(WORK REQUIRED) All the records that follow need to be reproduced exactly. Omit the images.

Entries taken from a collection
Begin

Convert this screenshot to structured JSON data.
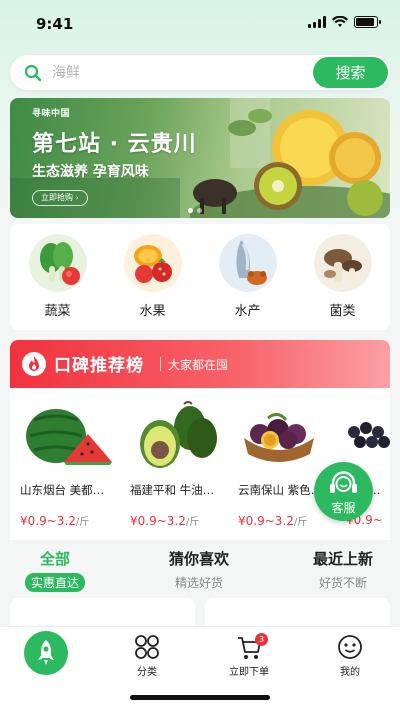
{
  "status_bar": {
    "time": "9:41",
    "battery_level": 0.9
  },
  "search": {
    "placeholder": "海鲜",
    "button_label": "搜索"
  },
  "banner": {
    "brand": "寻味中国",
    "title": "第七站 · 云贵川",
    "subtitle": "生态滋养 孕育风味",
    "cta": "立即抢购 ›",
    "slide_count": 2,
    "active_slide": 1
  },
  "categories": [
    {
      "label": "蔬菜",
      "icon": "vegetables-icon"
    },
    {
      "label": "水果",
      "icon": "fruit-icon"
    },
    {
      "label": "水产",
      "icon": "seafood-icon"
    },
    {
      "label": "菌类",
      "icon": "mushroom-icon"
    }
  ],
  "ranking": {
    "title": "口碑推荐榜",
    "subtitle": "大家都在囤",
    "products": [
      {
        "name": "山东烟台 美都…",
        "price": "¥0.9~3.2",
        "unit": "/斤",
        "image": "watermelon-image"
      },
      {
        "name": "福建平和 牛油…",
        "price": "¥0.9~3.2",
        "unit": "/斤",
        "image": "avocado-image"
      },
      {
        "name": "云南保山 紫色…",
        "price": "¥0.9~3.2",
        "unit": "/斤",
        "image": "passion-fruit-image"
      },
      {
        "name": "黑提…",
        "price": "¥0.9~",
        "unit": "",
        "image": "grape-image"
      }
    ]
  },
  "service": {
    "label": "客服"
  },
  "tabs": [
    {
      "title": "全部",
      "subtitle": "实惠直达",
      "active": true
    },
    {
      "title": "猜你喜欢",
      "subtitle": "精选好货",
      "active": false
    },
    {
      "title": "最近上新",
      "subtitle": "好货不断",
      "active": false
    }
  ],
  "bottom_nav": {
    "items": [
      {
        "label": "",
        "icon": "home-rocket-icon"
      },
      {
        "label": "分类",
        "icon": "category-icon"
      },
      {
        "label": "立即下单",
        "icon": "cart-icon"
      },
      {
        "label": "我的",
        "icon": "profile-icon"
      }
    ],
    "cart_badge": "3"
  },
  "colors": {
    "brand_green": "#2cb960",
    "accent_red": "#e8323c"
  }
}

End

(FULL RESPONSE)
Convert this screenshot to structured JSON data.
{
  "status_bar": {
    "time": "9:41",
    "battery_level": 0.9
  },
  "search": {
    "placeholder": "海鲜",
    "button_label": "搜索"
  },
  "banner": {
    "brand": "寻味中国",
    "title": "第七站 · 云贵川",
    "subtitle": "生态滋养 孕育风味",
    "cta": "立即抢购 ›",
    "slide_count": 2,
    "active_slide": 1
  },
  "categories": [
    {
      "label": "蔬菜",
      "icon": "vegetables-icon"
    },
    {
      "label": "水果",
      "icon": "fruit-icon"
    },
    {
      "label": "水产",
      "icon": "seafood-icon"
    },
    {
      "label": "菌类",
      "icon": "mushroom-icon"
    }
  ],
  "ranking": {
    "title": "口碑推荐榜",
    "subtitle": "大家都在囤",
    "products": [
      {
        "name": "山东烟台 美都…",
        "price": "¥0.9~3.2",
        "unit": "/斤",
        "image": "watermelon-image"
      },
      {
        "name": "福建平和 牛油…",
        "price": "¥0.9~3.2",
        "unit": "/斤",
        "image": "avocado-image"
      },
      {
        "name": "云南保山 紫色…",
        "price": "¥0.9~3.2",
        "unit": "/斤",
        "image": "passion-fruit-image"
      },
      {
        "name": "黑提…",
        "price": "¥0.9~",
        "unit": "",
        "image": "grape-image"
      }
    ]
  },
  "service": {
    "label": "客服"
  },
  "tabs": [
    {
      "title": "全部",
      "subtitle": "实惠直达",
      "active": true
    },
    {
      "title": "猜你喜欢",
      "subtitle": "精选好货",
      "active": false
    },
    {
      "title": "最近上新",
      "subtitle": "好货不断",
      "active": false
    }
  ],
  "bottom_nav": {
    "items": [
      {
        "label": "",
        "icon": "home-rocket-icon"
      },
      {
        "label": "分类",
        "icon": "category-icon"
      },
      {
        "label": "立即下单",
        "icon": "cart-icon"
      },
      {
        "label": "我的",
        "icon": "profile-icon"
      }
    ],
    "cart_badge": "3"
  },
  "colors": {
    "brand_green": "#2cb960",
    "accent_red": "#e8323c"
  }
}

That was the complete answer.